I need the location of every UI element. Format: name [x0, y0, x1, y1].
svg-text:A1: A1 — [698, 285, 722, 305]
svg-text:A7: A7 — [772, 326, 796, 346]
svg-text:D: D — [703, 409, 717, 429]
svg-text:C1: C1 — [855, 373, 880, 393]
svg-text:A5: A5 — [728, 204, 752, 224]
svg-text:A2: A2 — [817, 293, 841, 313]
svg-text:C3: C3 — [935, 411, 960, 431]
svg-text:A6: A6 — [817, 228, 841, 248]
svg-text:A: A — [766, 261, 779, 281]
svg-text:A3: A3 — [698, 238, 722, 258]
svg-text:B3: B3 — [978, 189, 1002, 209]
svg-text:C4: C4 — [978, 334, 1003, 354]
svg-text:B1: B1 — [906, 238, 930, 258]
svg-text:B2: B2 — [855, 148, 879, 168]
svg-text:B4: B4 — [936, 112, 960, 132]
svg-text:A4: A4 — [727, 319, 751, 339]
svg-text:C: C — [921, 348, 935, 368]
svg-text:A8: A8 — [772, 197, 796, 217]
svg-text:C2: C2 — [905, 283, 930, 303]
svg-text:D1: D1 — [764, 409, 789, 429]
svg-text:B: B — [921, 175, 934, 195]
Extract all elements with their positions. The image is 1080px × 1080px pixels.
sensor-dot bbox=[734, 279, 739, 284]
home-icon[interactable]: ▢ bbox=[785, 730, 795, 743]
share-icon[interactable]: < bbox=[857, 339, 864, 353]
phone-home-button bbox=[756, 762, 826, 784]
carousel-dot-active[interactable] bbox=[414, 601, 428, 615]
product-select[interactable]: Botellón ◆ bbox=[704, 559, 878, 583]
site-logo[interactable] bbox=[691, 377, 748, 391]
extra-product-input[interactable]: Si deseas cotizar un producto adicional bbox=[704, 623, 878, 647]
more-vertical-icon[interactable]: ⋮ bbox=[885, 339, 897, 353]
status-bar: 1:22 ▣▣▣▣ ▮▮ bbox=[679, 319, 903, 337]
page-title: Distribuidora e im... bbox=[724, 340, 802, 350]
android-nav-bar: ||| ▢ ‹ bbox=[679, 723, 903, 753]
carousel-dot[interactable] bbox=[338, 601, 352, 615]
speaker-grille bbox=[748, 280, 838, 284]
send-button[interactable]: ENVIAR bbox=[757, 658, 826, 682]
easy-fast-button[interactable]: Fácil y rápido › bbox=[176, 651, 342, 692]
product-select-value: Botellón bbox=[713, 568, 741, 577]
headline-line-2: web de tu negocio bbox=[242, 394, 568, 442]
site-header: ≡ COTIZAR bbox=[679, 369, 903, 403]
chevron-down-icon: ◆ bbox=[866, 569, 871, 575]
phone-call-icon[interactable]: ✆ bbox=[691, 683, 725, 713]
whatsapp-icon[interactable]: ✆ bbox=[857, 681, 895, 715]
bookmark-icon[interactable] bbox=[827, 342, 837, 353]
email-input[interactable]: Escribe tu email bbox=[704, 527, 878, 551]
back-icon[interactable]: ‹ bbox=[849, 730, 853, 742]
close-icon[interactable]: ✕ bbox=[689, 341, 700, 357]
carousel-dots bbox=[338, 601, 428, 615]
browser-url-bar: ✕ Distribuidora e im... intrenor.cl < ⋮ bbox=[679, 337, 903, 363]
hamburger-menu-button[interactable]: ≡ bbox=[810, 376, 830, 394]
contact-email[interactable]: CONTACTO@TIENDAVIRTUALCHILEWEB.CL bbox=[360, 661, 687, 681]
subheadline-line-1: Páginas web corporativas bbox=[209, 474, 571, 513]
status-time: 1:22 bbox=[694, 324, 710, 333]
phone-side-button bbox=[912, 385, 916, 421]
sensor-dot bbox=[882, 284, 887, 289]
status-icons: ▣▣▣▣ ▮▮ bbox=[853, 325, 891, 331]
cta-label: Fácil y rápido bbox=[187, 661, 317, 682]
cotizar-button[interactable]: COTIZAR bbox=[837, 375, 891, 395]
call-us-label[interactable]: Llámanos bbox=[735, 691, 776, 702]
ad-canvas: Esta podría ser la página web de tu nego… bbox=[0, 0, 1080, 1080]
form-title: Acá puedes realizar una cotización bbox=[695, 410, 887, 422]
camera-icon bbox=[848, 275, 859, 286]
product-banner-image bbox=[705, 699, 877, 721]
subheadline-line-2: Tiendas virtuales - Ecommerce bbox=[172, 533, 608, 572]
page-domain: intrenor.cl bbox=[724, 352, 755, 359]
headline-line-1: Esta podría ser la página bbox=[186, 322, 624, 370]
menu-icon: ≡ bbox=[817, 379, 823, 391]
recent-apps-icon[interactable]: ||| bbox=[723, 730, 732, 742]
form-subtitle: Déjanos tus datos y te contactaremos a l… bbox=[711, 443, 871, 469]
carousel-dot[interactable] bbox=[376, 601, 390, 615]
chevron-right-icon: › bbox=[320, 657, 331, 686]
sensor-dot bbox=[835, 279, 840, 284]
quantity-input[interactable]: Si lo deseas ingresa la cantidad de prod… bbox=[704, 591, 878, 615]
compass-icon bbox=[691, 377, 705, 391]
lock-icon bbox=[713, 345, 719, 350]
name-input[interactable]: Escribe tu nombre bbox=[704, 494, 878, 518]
+++++
● **REQUEST**
Please change every "sensor-dot" in the entries above to "front-sensor" and give all the entries again, otherwise unchanged.

● **RESPONSE TO THE EXERCISE**
I need the location of every UI element. Format: name [x0, y0, x1, y1].
svg-text:A1: A1 — [698, 285, 722, 305]
svg-text:A7: A7 — [772, 326, 796, 346]
svg-text:D: D — [703, 409, 717, 429]
svg-text:C1: C1 — [855, 373, 880, 393]
svg-text:A5: A5 — [728, 204, 752, 224]
svg-text:A2: A2 — [817, 293, 841, 313]
svg-text:C3: C3 — [935, 411, 960, 431]
svg-text:A6: A6 — [817, 228, 841, 248]
svg-text:A: A — [766, 261, 779, 281]
svg-text:A3: A3 — [698, 238, 722, 258]
svg-text:B3: B3 — [978, 189, 1002, 209]
svg-text:C4: C4 — [978, 334, 1003, 354]
svg-text:B1: B1 — [906, 238, 930, 258]
svg-text:B2: B2 — [855, 148, 879, 168]
svg-text:B4: B4 — [936, 112, 960, 132]
svg-text:A4: A4 — [727, 319, 751, 339]
svg-text:C: C — [921, 348, 935, 368]
svg-text:A8: A8 — [772, 197, 796, 217]
svg-text:C2: C2 — [905, 283, 930, 303]
svg-text:D1: D1 — [764, 409, 789, 429]
svg-text:B: B — [921, 175, 934, 195]
Extract all elements with their positions. The image is 1080px × 1080px pixels.
front-sensor bbox=[734, 279, 739, 284]
home-icon[interactable]: ▢ bbox=[785, 730, 795, 743]
share-icon[interactable]: < bbox=[857, 339, 864, 353]
phone-home-button bbox=[756, 762, 826, 784]
carousel-dot-active[interactable] bbox=[414, 601, 428, 615]
product-select[interactable]: Botellón ◆ bbox=[704, 559, 878, 583]
site-logo[interactable] bbox=[691, 377, 748, 391]
extra-product-input[interactable]: Si deseas cotizar un producto adicional bbox=[704, 623, 878, 647]
more-vertical-icon[interactable]: ⋮ bbox=[885, 339, 897, 353]
status-bar: 1:22 ▣▣▣▣ ▮▮ bbox=[679, 319, 903, 337]
page-title: Distribuidora e im... bbox=[724, 340, 802, 350]
android-nav-bar: ||| ▢ ‹ bbox=[679, 723, 903, 753]
carousel-dot[interactable] bbox=[338, 601, 352, 615]
speaker-grille bbox=[748, 280, 838, 284]
send-button[interactable]: ENVIAR bbox=[757, 658, 826, 682]
easy-fast-button[interactable]: Fácil y rápido › bbox=[176, 651, 342, 692]
product-select-value: Botellón bbox=[713, 568, 741, 577]
headline-line-2: web de tu negocio bbox=[242, 394, 568, 442]
site-header: ≡ COTIZAR bbox=[679, 369, 903, 403]
chevron-down-icon: ◆ bbox=[866, 569, 871, 575]
phone-call-icon[interactable]: ✆ bbox=[691, 683, 725, 713]
whatsapp-icon[interactable]: ✆ bbox=[857, 681, 895, 715]
bookmark-icon[interactable] bbox=[827, 342, 837, 353]
email-input[interactable]: Escribe tu email bbox=[704, 527, 878, 551]
back-icon[interactable]: ‹ bbox=[849, 730, 853, 742]
close-icon[interactable]: ✕ bbox=[689, 341, 700, 357]
carousel-dots bbox=[338, 601, 428, 615]
browser-url-bar: ✕ Distribuidora e im... intrenor.cl < ⋮ bbox=[679, 337, 903, 363]
hamburger-menu-button[interactable]: ≡ bbox=[810, 376, 830, 394]
contact-email[interactable]: CONTACTO@TIENDAVIRTUALCHILEWEB.CL bbox=[360, 661, 687, 681]
subheadline-line-1: Páginas web corporativas bbox=[209, 474, 571, 513]
status-time: 1:22 bbox=[694, 324, 710, 333]
phone-side-button bbox=[912, 385, 916, 421]
front-sensor bbox=[882, 284, 887, 289]
status-icons: ▣▣▣▣ ▮▮ bbox=[853, 325, 891, 331]
cta-label: Fácil y rápido bbox=[187, 661, 317, 682]
cotizar-button[interactable]: COTIZAR bbox=[837, 375, 891, 395]
call-us-label[interactable]: Llámanos bbox=[735, 691, 776, 702]
ad-canvas: Esta podría ser la página web de tu nego… bbox=[0, 0, 1080, 1080]
form-title: Acá puedes realizar una cotización bbox=[695, 410, 887, 422]
camera-icon bbox=[848, 275, 859, 286]
product-banner-image bbox=[705, 699, 877, 721]
subheadline-line-2: Tiendas virtuales - Ecommerce bbox=[172, 533, 608, 572]
page-domain: intrenor.cl bbox=[724, 352, 755, 359]
headline-line-1: Esta podría ser la página bbox=[186, 322, 624, 370]
menu-icon: ≡ bbox=[817, 379, 823, 391]
recent-apps-icon[interactable]: ||| bbox=[723, 730, 732, 742]
form-subtitle: Déjanos tus datos y te contactaremos a l… bbox=[711, 443, 871, 469]
carousel-dot[interactable] bbox=[376, 601, 390, 615]
chevron-right-icon: › bbox=[320, 657, 331, 686]
front-sensor bbox=[835, 279, 840, 284]
quantity-input[interactable]: Si lo deseas ingresa la cantidad de prod… bbox=[704, 591, 878, 615]
compass-icon bbox=[691, 377, 705, 391]
lock-icon bbox=[713, 345, 719, 350]
name-input[interactable]: Escribe tu nombre bbox=[704, 494, 878, 518]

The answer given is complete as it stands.